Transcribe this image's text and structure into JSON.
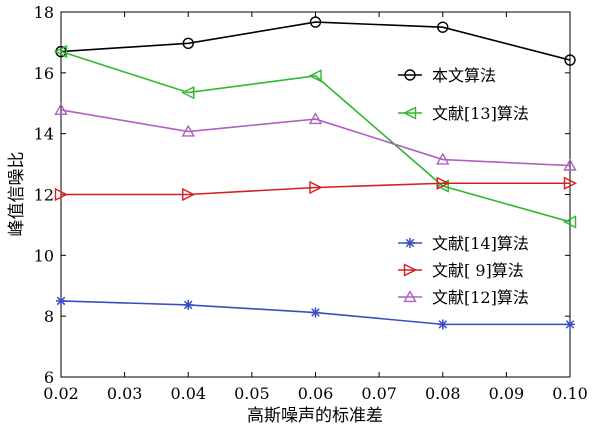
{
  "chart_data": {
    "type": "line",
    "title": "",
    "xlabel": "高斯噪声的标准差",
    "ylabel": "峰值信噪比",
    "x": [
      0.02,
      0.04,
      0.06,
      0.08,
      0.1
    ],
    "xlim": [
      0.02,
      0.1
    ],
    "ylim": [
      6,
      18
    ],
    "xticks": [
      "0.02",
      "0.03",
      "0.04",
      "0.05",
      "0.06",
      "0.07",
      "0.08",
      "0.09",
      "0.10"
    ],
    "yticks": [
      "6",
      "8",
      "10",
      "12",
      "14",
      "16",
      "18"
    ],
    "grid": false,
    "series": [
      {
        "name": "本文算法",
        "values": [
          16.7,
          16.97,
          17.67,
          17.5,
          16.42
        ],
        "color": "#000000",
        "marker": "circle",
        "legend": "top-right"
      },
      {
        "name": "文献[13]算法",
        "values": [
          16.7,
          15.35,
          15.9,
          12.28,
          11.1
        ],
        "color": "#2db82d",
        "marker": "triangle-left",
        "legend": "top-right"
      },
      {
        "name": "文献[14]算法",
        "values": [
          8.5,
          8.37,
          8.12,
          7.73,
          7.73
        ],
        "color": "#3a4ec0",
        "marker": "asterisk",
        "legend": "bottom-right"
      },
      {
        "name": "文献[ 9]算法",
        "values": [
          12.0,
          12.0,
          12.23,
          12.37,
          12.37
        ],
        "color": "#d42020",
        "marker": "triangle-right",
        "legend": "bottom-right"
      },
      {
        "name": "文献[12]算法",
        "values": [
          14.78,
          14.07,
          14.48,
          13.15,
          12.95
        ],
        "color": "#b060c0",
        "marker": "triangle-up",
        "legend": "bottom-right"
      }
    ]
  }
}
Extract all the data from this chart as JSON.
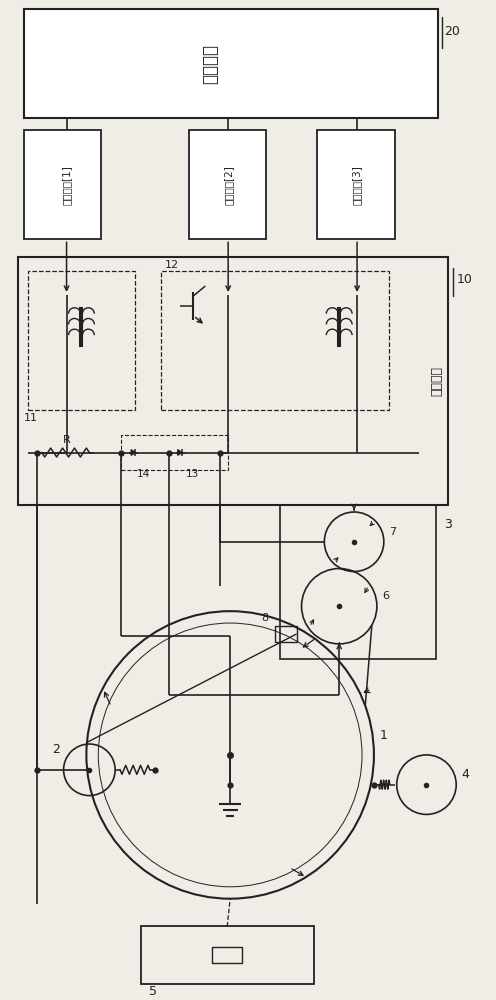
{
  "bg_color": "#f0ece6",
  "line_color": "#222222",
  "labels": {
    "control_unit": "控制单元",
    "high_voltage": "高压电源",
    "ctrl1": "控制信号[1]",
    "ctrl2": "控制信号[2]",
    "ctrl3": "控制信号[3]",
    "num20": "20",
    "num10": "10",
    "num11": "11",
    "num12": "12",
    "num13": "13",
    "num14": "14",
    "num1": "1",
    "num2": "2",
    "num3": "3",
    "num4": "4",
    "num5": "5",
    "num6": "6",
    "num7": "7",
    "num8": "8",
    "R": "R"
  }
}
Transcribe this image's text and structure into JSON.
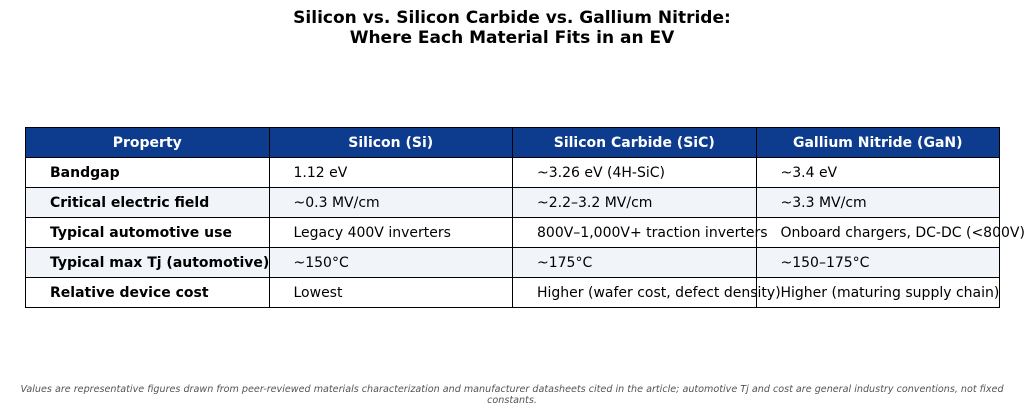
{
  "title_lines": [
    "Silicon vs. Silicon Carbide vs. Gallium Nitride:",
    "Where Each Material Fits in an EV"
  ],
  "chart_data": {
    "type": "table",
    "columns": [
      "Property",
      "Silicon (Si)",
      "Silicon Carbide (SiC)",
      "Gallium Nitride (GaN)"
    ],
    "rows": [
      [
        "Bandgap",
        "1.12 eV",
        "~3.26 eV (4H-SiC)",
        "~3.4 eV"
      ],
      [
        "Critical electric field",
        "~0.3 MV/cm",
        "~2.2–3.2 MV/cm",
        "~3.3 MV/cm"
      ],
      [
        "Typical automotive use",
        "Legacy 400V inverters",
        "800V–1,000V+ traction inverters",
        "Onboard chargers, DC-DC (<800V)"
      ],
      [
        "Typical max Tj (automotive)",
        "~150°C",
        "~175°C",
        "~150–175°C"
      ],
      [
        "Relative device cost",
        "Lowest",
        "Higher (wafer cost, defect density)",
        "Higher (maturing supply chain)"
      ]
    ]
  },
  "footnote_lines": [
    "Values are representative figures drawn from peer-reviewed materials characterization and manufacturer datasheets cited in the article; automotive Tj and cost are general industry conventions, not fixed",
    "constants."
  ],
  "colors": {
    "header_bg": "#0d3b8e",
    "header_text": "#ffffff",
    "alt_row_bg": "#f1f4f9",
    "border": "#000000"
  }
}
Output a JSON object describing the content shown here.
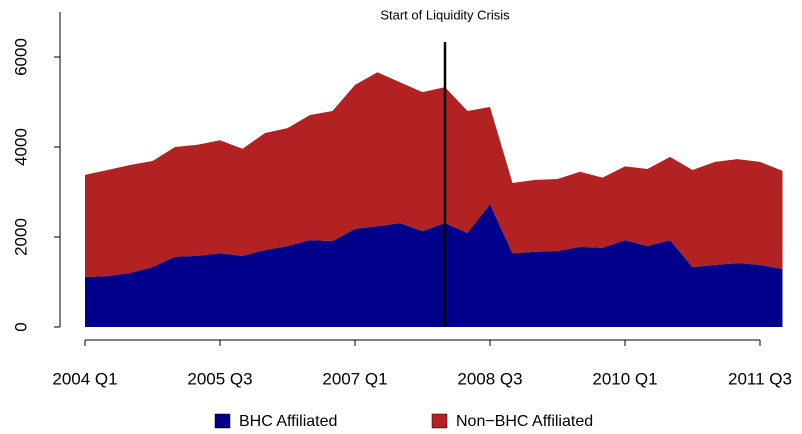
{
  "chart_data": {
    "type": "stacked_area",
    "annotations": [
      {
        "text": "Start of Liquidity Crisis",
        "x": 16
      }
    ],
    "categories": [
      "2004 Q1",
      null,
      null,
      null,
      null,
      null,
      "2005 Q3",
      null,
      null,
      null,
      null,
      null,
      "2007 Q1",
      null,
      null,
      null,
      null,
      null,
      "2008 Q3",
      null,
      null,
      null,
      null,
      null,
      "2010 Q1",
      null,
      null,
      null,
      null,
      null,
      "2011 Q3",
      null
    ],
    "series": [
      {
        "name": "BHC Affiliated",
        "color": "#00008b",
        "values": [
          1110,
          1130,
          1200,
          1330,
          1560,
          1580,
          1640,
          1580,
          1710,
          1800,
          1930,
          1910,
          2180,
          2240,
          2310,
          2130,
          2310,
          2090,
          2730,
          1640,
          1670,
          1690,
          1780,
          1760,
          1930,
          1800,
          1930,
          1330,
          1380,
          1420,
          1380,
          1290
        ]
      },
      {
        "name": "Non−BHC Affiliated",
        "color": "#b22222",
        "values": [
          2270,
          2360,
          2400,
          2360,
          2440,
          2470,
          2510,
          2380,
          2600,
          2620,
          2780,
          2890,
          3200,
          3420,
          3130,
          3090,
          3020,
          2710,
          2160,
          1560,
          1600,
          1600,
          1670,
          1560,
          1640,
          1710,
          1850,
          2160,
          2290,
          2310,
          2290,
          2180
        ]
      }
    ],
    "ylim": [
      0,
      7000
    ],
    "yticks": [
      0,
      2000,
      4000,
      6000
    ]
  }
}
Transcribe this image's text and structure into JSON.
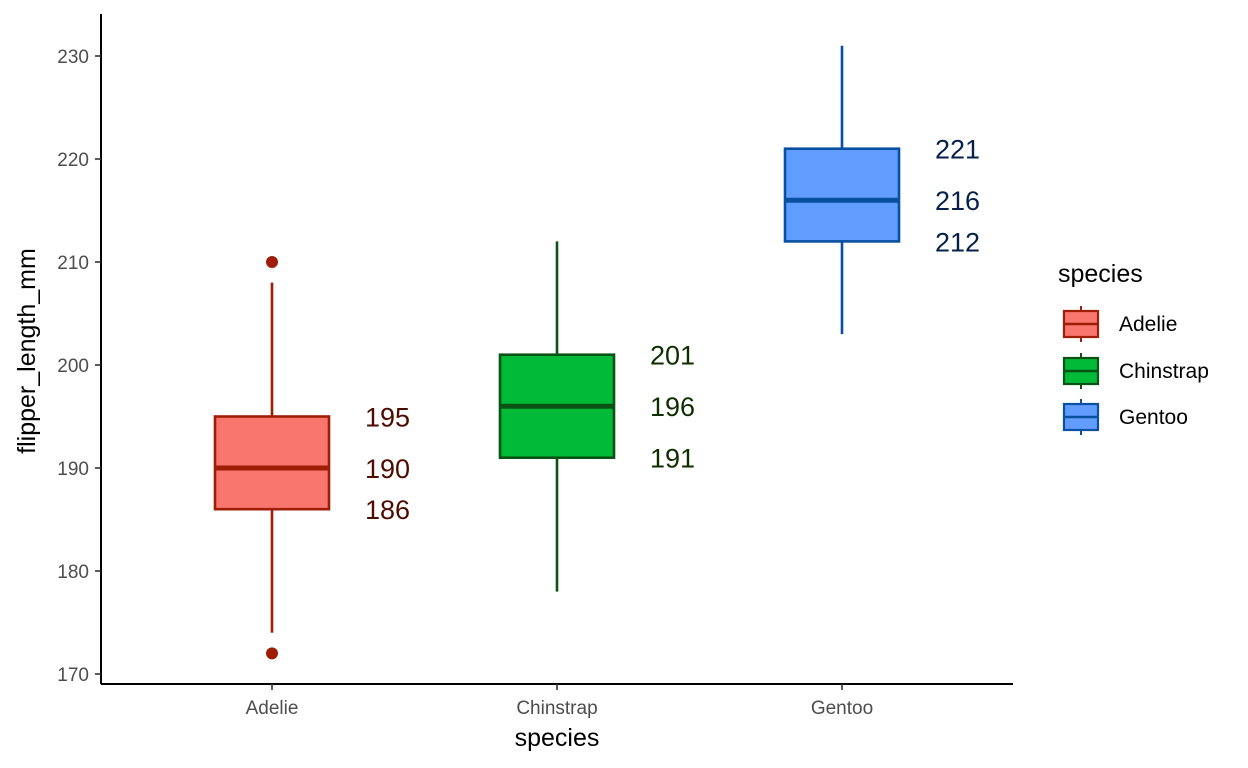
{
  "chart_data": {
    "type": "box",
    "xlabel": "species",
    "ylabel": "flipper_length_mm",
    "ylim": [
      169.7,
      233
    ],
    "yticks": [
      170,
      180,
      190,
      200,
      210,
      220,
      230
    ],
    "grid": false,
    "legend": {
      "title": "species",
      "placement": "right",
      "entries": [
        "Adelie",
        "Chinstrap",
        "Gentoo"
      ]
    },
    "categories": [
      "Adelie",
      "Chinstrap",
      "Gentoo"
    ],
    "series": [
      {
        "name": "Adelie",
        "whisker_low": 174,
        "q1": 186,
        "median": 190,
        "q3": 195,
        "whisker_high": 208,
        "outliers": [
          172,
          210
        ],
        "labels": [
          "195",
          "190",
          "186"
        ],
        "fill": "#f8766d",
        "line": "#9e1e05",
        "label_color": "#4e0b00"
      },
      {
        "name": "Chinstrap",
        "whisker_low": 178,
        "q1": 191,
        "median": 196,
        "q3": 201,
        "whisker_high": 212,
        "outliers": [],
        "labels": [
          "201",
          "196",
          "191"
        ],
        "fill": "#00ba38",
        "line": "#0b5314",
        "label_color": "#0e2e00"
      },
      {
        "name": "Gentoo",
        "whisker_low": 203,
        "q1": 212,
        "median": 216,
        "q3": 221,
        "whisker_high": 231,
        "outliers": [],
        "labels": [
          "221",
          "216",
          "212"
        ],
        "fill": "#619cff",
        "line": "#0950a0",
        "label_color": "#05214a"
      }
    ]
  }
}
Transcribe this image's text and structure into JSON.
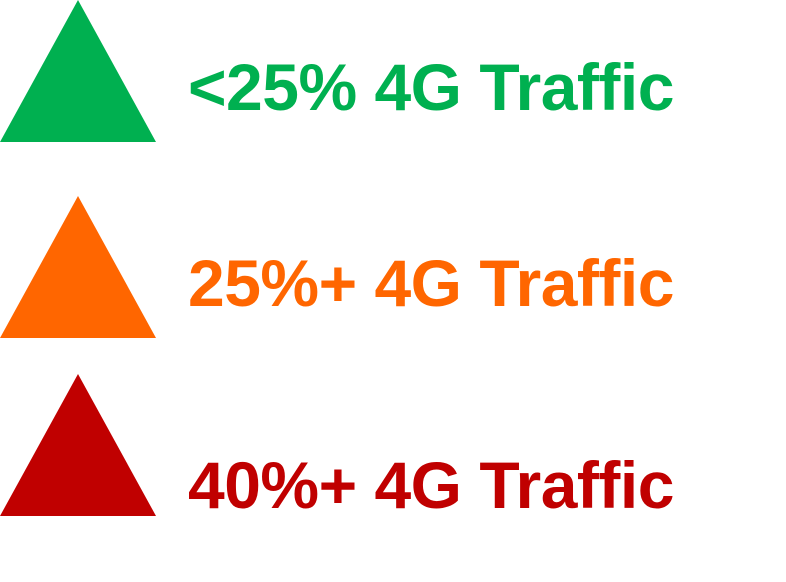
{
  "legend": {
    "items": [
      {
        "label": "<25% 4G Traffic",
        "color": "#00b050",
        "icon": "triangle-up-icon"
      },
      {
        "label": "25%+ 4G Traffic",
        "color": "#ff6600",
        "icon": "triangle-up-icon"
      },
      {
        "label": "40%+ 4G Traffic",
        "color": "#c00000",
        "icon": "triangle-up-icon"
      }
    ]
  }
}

### [Directions for this task]
Quote the preceding records in their entirety, excluding every picture.

### [Finished exercise]
Transcribe this image's text and structure into JSON.
{
  "chart_data": {
    "type": "line",
    "title": "",
    "xlabel": "高斯噪声的标准差",
    "ylabel": "峰值信噪比",
    "x": [
      0.02,
      0.04,
      0.06,
      0.08,
      0.1
    ],
    "xlim": [
      0.02,
      0.1
    ],
    "ylim": [
      6,
      18
    ],
    "xticks": [
      "0.02",
      "0.03",
      "0.04",
      "0.05",
      "0.06",
      "0.07",
      "0.08",
      "0.09",
      "0.10"
    ],
    "yticks": [
      "6",
      "8",
      "10",
      "12",
      "14",
      "16",
      "18"
    ],
    "grid": false,
    "series": [
      {
        "name": "本文算法",
        "values": [
          16.7,
          16.97,
          17.67,
          17.5,
          16.42
        ],
        "color": "#000000",
        "marker": "circle",
        "legend": "top-right"
      },
      {
        "name": "文献[13]算法",
        "values": [
          16.7,
          15.35,
          15.9,
          12.28,
          11.1
        ],
        "color": "#2db82d",
        "marker": "triangle-left",
        "legend": "top-right"
      },
      {
        "name": "文献[14]算法",
        "values": [
          8.5,
          8.37,
          8.12,
          7.73,
          7.73
        ],
        "color": "#3a4ec0",
        "marker": "asterisk",
        "legend": "bottom-right"
      },
      {
        "name": "文献[ 9]算法",
        "values": [
          12.0,
          12.0,
          12.23,
          12.37,
          12.37
        ],
        "color": "#d42020",
        "marker": "triangle-right",
        "legend": "bottom-right"
      },
      {
        "name": "文献[12]算法",
        "values": [
          14.78,
          14.07,
          14.48,
          13.15,
          12.95
        ],
        "color": "#b060c0",
        "marker": "triangle-up",
        "legend": "bottom-right"
      }
    ]
  }
}
Extract all the data from this chart as JSON.
{
  "bg_color": "#f0ece6",
  "line_color": "#222222",
  "labels": {
    "control_unit": "控制单元",
    "high_voltage": "高压电源",
    "ctrl1": "控制信号[1]",
    "ctrl2": "控制信号[2]",
    "ctrl3": "控制信号[3]",
    "num20": "20",
    "num10": "10",
    "num11": "11",
    "num12": "12",
    "num13": "13",
    "num14": "14",
    "num1": "1",
    "num2": "2",
    "num3": "3",
    "num4": "4",
    "num5": "5",
    "num6": "6",
    "num7": "7",
    "num8": "8",
    "R": "R"
  }
}
Transcribe this image's text and structure into JSON.
{
  "title_lines": [
    "Silicon vs. Silicon Carbide vs. Gallium Nitride:",
    "Where Each Material Fits in an EV"
  ],
  "chart_data": {
    "type": "table",
    "columns": [
      "Property",
      "Silicon (Si)",
      "Silicon Carbide (SiC)",
      "Gallium Nitride (GaN)"
    ],
    "rows": [
      [
        "Bandgap",
        "1.12 eV",
        "~3.26 eV (4H-SiC)",
        "~3.4 eV"
      ],
      [
        "Critical electric field",
        "~0.3 MV/cm",
        "~2.2–3.2 MV/cm",
        "~3.3 MV/cm"
      ],
      [
        "Typical automotive use",
        "Legacy 400V inverters",
        "800V–1,000V+ traction inverters",
        "Onboard chargers, DC-DC (<800V)"
      ],
      [
        "Typical max Tj (automotive)",
        "~150°C",
        "~175°C",
        "~150–175°C"
      ],
      [
        "Relative device cost",
        "Lowest",
        "Higher (wafer cost, defect density)",
        "Higher (maturing supply chain)"
      ]
    ]
  },
  "footnote_lines": [
    "Values are representative figures drawn from peer-reviewed materials characterization and manufacturer datasheets cited in the article; automotive Tj and cost are general industry conventions, not fixed",
    "constants."
  ],
  "colors": {
    "header_bg": "#0d3b8e",
    "header_text": "#ffffff",
    "alt_row_bg": "#f1f4f9",
    "border": "#000000"
  }
}
Output a JSON object describing the content shown here.
{
  "chart_data": {
    "type": "stacked_area",
    "annotations": [
      {
        "text": "Start of Liquidity Crisis",
        "x": 16
      }
    ],
    "categories": [
      "2004 Q1",
      null,
      null,
      null,
      null,
      null,
      "2005 Q3",
      null,
      null,
      null,
      null,
      null,
      "2007 Q1",
      null,
      null,
      null,
      null,
      null,
      "2008 Q3",
      null,
      null,
      null,
      null,
      null,
      "2010 Q1",
      null,
      null,
      null,
      null,
      null,
      "2011 Q3",
      null
    ],
    "series": [
      {
        "name": "BHC Affiliated",
        "color": "#00008b",
        "values": [
          1110,
          1130,
          1200,
          1330,
          1560,
          1580,
          1640,
          1580,
          1710,
          1800,
          1930,
          1910,
          2180,
          2240,
          2310,
          2130,
          2310,
          2090,
          2730,
          1640,
          1670,
          1690,
          1780,
          1760,
          1930,
          1800,
          1930,
          1330,
          1380,
          1420,
          1380,
          1290
        ]
      },
      {
        "name": "Non−BHC Affiliated",
        "color": "#b22222",
        "values": [
          2270,
          2360,
          2400,
          2360,
          2440,
          2470,
          2510,
          2380,
          2600,
          2620,
          2780,
          2890,
          3200,
          3420,
          3130,
          3090,
          3020,
          2710,
          2160,
          1560,
          1600,
          1600,
          1670,
          1560,
          1640,
          1710,
          1850,
          2160,
          2290,
          2310,
          2290,
          2180
        ]
      }
    ],
    "ylim": [
      0,
      7000
    ],
    "yticks": [
      0,
      2000,
      4000,
      6000
    ]
  }
}
Transcribe this image's text and structure into JSON.
{
  "chart_data": {
    "type": "box",
    "xlabel": "species",
    "ylabel": "flipper_length_mm",
    "ylim": [
      169.7,
      233
    ],
    "yticks": [
      170,
      180,
      190,
      200,
      210,
      220,
      230
    ],
    "grid": false,
    "legend": {
      "title": "species",
      "placement": "right",
      "entries": [
        "Adelie",
        "Chinstrap",
        "Gentoo"
      ]
    },
    "categories": [
      "Adelie",
      "Chinstrap",
      "Gentoo"
    ],
    "series": [
      {
        "name": "Adelie",
        "whisker_low": 174,
        "q1": 186,
        "median": 190,
        "q3": 195,
        "whisker_high": 208,
        "outliers": [
          172,
          210
        ],
        "labels": [
          "195",
          "190",
          "186"
        ],
        "fill": "#f8766d",
        "line": "#9e1e05",
        "label_color": "#4e0b00"
      },
      {
        "name": "Chinstrap",
        "whisker_low": 178,
        "q1": 191,
        "median": 196,
        "q3": 201,
        "whisker_high": 212,
        "outliers": [],
        "labels": [
          "201",
          "196",
          "191"
        ],
        "fill": "#00ba38",
        "line": "#0b5314",
        "label_color": "#0e2e00"
      },
      {
        "name": "Gentoo",
        "whisker_low": 203,
        "q1": 212,
        "median": 216,
        "q3": 221,
        "whisker_high": 231,
        "outliers": [],
        "labels": [
          "221",
          "216",
          "212"
        ],
        "fill": "#619cff",
        "line": "#0950a0",
        "label_color": "#05214a"
      }
    ]
  }
}
Transcribe this image's text and structure into JSON.
{
  "legend": {
    "items": [
      {
        "label": "<25% 4G Traffic",
        "color": "#00b050",
        "icon": "triangle-up-icon"
      },
      {
        "label": "25%+ 4G Traffic",
        "color": "#ff6600",
        "icon": "triangle-up-icon"
      },
      {
        "label": "40%+ 4G Traffic",
        "color": "#c00000",
        "icon": "triangle-up-icon"
      }
    ]
  }
}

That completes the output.